[Begin Records provided]

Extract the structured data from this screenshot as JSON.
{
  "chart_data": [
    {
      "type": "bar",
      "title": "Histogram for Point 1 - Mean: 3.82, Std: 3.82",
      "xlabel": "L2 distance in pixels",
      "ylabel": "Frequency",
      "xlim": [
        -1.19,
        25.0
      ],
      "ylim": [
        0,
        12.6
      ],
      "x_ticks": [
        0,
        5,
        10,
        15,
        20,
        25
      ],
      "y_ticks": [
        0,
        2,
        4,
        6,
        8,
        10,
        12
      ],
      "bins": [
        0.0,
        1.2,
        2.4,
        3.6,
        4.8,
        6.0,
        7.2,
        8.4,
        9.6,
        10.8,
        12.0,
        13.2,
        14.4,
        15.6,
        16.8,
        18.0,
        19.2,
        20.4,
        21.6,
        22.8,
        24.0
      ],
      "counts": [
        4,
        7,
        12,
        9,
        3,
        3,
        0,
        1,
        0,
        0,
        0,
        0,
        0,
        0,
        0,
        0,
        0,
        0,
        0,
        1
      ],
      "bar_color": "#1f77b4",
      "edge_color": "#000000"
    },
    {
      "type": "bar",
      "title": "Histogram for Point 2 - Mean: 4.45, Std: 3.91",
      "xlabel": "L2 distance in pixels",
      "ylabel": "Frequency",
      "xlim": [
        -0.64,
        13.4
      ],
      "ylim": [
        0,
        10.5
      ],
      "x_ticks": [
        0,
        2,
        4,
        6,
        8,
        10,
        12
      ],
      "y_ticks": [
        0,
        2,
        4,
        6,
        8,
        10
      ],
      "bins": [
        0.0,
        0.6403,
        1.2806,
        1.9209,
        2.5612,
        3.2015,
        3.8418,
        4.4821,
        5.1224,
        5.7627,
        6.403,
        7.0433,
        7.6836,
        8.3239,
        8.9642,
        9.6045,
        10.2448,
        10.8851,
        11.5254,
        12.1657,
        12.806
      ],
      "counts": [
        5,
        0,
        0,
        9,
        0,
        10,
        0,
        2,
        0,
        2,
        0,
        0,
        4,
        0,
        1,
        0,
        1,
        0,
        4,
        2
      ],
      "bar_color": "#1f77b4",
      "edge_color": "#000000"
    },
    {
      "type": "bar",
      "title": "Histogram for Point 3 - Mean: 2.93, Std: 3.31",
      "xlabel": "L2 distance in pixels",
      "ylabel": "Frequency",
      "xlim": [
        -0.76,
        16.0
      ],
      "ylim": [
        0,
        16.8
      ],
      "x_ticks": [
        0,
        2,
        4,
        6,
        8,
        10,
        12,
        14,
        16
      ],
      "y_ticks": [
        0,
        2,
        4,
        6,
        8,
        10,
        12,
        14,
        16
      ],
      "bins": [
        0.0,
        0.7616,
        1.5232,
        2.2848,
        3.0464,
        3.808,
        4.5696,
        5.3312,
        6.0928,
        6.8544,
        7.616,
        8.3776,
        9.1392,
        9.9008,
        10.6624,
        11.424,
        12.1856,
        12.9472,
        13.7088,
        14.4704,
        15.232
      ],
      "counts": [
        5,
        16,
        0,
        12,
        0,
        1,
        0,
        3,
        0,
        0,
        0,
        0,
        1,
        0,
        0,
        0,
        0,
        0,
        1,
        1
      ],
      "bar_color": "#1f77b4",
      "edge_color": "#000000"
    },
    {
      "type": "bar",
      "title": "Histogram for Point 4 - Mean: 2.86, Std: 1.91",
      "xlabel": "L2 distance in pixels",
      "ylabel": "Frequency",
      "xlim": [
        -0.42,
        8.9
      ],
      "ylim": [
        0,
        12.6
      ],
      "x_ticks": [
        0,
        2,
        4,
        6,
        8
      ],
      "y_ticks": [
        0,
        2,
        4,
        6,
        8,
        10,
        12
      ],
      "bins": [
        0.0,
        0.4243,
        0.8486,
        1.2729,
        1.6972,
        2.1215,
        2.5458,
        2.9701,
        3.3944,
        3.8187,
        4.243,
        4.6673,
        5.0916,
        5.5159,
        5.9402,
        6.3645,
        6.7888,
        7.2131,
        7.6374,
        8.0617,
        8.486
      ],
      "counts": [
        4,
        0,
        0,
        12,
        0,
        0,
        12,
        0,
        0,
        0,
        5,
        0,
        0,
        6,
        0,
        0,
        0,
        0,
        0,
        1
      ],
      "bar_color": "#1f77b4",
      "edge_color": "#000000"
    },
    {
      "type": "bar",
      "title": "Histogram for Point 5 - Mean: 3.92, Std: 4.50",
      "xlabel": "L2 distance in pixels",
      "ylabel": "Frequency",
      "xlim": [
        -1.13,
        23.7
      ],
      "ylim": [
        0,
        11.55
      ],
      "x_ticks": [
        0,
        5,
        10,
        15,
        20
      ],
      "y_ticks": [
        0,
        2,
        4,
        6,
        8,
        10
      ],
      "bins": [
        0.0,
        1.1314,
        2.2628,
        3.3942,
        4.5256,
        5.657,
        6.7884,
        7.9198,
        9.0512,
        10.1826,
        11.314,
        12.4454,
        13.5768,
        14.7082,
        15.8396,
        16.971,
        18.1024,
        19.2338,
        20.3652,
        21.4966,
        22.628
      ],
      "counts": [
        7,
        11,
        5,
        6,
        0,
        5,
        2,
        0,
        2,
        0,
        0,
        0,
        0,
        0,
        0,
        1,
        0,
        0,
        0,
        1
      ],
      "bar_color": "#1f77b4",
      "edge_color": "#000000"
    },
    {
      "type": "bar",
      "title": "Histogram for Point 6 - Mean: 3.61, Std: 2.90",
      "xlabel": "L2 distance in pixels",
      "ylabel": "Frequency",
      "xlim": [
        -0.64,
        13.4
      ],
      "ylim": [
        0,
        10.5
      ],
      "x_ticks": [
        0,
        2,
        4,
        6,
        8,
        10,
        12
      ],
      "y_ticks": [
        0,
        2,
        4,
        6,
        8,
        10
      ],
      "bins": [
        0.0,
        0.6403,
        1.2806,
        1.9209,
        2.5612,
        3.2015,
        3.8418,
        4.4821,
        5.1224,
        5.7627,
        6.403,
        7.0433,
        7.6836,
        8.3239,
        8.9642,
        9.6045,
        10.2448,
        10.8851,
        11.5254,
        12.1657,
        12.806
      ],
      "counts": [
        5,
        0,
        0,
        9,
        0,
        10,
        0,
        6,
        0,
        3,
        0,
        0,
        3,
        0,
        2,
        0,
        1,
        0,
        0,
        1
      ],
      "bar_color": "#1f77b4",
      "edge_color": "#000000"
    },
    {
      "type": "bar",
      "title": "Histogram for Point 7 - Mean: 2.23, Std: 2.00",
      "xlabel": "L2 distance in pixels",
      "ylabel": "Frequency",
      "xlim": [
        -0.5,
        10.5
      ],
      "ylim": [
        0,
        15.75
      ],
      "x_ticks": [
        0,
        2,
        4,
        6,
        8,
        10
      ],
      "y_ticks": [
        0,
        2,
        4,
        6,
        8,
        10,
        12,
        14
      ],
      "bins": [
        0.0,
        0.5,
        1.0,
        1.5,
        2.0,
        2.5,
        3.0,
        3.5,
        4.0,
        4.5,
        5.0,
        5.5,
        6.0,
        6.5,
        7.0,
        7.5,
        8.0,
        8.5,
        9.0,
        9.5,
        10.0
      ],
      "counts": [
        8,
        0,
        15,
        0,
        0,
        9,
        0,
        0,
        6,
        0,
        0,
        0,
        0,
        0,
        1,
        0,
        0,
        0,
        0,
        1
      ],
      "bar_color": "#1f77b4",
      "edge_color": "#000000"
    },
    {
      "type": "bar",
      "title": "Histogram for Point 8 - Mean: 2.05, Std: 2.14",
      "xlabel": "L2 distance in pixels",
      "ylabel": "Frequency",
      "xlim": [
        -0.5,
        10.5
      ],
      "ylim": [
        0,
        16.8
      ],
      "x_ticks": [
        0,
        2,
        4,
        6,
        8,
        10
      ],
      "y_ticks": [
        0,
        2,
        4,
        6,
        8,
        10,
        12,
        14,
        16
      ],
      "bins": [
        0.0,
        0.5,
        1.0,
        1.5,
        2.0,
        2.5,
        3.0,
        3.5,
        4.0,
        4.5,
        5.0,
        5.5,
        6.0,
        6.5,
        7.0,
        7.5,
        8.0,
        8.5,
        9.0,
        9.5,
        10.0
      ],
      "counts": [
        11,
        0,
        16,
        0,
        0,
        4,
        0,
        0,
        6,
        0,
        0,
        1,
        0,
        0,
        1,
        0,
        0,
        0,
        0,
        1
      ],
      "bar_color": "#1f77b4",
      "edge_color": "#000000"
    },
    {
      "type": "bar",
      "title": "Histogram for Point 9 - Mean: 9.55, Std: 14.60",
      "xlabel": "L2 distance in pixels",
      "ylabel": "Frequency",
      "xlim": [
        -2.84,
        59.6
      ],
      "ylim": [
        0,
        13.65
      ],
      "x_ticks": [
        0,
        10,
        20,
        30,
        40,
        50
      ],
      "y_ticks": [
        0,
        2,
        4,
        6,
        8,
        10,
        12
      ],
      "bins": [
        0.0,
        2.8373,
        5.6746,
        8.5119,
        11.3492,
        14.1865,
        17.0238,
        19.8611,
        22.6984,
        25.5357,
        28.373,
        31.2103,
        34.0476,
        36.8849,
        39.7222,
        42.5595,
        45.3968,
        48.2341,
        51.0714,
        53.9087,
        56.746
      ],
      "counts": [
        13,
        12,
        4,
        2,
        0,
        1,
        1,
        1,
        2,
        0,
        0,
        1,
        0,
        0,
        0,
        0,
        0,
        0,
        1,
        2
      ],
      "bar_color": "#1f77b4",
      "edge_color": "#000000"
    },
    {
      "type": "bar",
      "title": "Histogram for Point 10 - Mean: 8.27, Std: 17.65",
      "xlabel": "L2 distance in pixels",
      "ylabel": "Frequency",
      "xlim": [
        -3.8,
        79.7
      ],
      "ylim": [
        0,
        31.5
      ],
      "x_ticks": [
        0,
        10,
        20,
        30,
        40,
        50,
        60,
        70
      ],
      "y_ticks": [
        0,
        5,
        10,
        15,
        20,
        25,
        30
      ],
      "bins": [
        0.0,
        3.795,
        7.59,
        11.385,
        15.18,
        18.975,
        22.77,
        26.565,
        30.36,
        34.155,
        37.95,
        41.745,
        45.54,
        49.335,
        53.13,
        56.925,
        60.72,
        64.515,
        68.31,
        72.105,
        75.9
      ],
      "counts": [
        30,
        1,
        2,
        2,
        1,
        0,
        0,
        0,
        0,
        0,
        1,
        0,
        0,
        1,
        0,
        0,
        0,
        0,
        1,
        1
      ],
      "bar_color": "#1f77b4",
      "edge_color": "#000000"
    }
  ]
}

[End Records provided]

Of the lines in the material, how many contain the word "Mean"? Reply with the number and nothing else.

10